▶ _THE REQUEST_:
Return the listing below word for word.

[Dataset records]
(begin)

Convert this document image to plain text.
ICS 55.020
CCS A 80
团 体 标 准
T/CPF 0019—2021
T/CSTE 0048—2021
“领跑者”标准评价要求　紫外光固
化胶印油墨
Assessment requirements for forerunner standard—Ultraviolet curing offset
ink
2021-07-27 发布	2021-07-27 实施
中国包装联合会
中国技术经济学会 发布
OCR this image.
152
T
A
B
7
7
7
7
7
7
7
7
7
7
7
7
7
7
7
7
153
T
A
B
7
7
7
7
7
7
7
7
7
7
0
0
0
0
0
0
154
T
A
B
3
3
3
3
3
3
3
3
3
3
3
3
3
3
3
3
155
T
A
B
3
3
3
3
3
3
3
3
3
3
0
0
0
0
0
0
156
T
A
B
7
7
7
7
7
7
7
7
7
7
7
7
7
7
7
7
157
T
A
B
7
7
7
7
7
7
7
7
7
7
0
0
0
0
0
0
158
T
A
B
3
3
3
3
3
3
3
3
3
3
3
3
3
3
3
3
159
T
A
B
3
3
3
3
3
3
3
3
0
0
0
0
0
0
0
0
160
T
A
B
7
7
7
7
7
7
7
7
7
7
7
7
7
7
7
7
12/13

(end)

▶ _EXPECTED ANSWER_:
Convert this document image to plain text.
ICS 55.020
CCS A 80
团 体 标 准
T/CPF 0019—2021
T/CSTE 0048—2021
“领跑者”标准评价要求　紫外光固
化胶印油墨
Assessment requirements for forerunner standard—Ultraviolet curing offset
ink
2021-07-27 发布	2021-07-27 实施
中国包装联合会
中国技术经济学会 发布
OCR this image.
152
T
A
B
7
7
7
7
7
7
7
7
7
7
7
7
7
7
7
7
153
T
A
B
7
7
7
7
7
7
7
7
7
7
0
0
0
0
0
0
154
T
A
B
3
3
3
3
3
3
3
3
3
3
3
3
3
3
3
3
155
T
A
B
3
3
3
3
3
3
3
3
3
3
0
0
0
0
0
0
156
T
A
B
7
7
7
7
7
7
7
7
7
7
7
7
7
7
7
7
157
T
A
B
7
7
7
7
7
7
7
7
7
7
0
0
0
0
0
0
158
T
A
B
3
3
3
3
3
3
3
3
3
3
3
3
3
3
3
3
159
T
A
B
3
3
3
3
3
3
3
3
0
0
0
0
0
0
0
0
160
T
A
B
7
7
7
7
7
7
7
7
7
7
7
7
7
7
7
7
12/13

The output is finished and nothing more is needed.